▶ Task to carry out: Copy the lines holding the word "NaCl", all of them.

Dataset rows about figures:
- - - -

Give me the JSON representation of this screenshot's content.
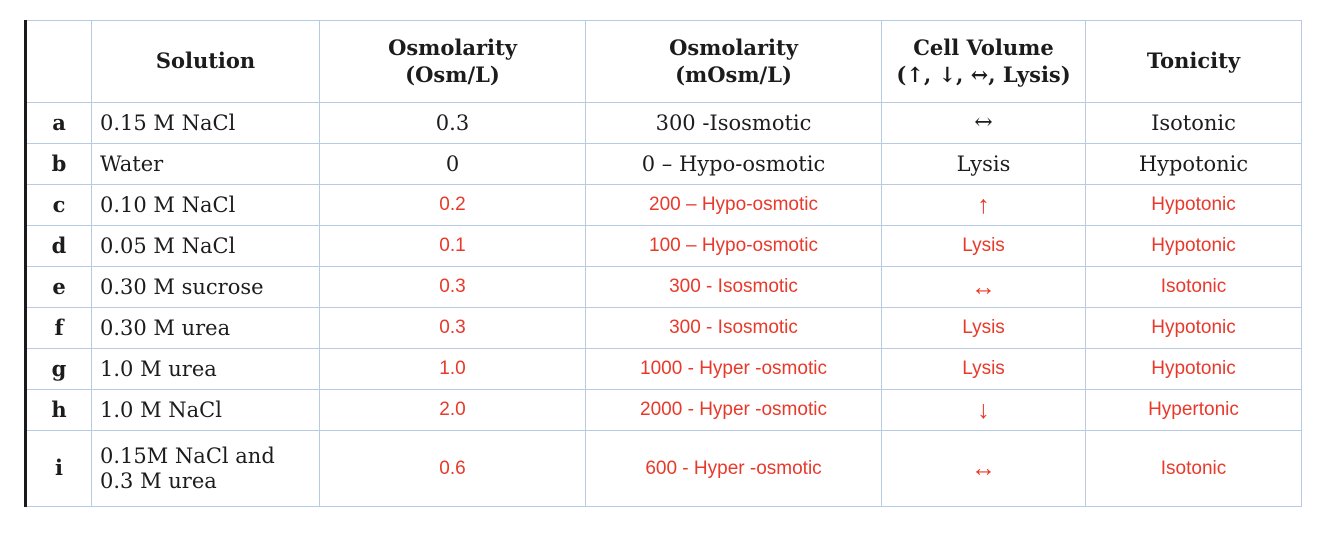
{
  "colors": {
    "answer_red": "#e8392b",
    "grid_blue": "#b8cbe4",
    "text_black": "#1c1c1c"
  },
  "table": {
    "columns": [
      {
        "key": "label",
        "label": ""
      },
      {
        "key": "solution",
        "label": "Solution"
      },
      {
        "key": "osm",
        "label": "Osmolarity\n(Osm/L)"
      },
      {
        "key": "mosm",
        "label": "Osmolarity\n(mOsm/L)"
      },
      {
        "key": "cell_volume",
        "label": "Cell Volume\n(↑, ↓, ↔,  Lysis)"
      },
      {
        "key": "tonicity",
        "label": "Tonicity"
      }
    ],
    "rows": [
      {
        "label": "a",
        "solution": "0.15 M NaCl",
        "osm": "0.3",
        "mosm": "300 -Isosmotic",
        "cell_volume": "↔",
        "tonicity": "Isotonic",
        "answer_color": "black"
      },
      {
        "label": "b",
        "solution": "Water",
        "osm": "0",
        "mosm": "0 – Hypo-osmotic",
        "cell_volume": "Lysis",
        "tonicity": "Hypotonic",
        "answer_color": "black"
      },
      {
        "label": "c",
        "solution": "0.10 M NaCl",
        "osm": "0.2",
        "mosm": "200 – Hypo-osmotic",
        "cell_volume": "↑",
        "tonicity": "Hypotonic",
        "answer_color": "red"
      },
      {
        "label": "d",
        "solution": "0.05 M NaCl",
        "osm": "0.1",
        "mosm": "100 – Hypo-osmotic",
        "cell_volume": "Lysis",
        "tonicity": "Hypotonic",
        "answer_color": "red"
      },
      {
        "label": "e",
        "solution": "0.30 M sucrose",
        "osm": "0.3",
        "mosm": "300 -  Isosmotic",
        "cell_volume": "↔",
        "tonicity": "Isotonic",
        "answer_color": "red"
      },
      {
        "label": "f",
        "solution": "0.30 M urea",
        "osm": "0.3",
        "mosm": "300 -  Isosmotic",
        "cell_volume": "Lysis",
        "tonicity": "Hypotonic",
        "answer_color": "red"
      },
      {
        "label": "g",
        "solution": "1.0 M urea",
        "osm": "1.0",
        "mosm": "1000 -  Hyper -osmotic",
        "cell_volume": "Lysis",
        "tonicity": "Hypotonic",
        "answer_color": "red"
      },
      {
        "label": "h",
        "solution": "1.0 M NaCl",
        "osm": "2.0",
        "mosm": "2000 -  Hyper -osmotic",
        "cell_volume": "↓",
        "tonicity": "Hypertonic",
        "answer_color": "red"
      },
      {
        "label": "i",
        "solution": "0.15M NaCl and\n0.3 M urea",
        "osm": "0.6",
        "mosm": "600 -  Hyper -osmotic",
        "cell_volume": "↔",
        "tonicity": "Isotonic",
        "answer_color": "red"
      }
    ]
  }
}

- - - -

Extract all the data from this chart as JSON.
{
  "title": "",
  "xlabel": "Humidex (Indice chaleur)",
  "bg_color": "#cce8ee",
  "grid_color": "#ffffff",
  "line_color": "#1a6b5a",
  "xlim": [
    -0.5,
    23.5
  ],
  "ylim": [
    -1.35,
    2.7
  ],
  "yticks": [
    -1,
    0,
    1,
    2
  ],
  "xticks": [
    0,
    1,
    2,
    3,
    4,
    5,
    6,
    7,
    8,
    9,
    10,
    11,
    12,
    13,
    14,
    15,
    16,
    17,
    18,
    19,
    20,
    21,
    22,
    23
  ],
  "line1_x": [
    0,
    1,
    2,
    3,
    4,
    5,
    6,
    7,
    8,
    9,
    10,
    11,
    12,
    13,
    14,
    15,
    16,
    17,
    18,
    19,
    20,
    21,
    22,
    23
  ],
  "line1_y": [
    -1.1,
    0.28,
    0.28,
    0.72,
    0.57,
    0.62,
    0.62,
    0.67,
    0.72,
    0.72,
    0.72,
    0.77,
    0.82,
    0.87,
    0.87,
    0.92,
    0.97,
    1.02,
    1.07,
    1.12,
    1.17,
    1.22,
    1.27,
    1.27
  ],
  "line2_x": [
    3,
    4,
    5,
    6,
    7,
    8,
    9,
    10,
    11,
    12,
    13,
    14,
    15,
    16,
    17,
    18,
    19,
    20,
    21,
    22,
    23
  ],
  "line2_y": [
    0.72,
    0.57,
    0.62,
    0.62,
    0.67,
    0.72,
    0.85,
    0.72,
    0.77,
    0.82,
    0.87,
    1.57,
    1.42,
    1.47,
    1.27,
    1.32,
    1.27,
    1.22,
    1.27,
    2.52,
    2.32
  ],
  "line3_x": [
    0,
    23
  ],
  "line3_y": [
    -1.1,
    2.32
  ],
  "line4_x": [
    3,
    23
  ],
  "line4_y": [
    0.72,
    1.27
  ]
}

- - - -

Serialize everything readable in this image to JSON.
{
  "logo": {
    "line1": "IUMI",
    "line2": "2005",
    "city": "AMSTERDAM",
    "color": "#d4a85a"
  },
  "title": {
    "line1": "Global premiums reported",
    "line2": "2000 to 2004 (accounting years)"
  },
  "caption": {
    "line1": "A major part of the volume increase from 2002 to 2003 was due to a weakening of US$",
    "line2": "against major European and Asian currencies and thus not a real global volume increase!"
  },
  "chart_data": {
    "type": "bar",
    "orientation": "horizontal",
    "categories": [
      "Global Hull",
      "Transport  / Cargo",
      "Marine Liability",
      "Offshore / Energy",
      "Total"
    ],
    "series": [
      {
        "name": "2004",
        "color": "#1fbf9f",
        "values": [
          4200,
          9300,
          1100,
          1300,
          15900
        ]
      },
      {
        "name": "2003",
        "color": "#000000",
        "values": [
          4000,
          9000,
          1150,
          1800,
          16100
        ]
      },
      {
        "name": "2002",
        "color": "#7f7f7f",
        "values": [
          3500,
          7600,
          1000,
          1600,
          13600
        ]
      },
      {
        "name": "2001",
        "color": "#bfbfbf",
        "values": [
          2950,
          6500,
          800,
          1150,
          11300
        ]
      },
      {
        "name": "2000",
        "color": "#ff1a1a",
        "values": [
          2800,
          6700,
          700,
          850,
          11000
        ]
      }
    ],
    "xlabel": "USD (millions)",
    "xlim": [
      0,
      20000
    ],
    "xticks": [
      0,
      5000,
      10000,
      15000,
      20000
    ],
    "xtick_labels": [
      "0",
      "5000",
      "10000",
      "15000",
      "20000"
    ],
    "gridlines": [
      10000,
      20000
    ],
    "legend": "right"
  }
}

- - - -

▶ Expected answer:
        "solution": "0.15 M NaCl",
        "solution": "0.10 M NaCl",
        "solution": "0.05 M NaCl",
        "solution": "1.0 M NaCl",
        "solution": "0.15M NaCl and\n0.3 M urea",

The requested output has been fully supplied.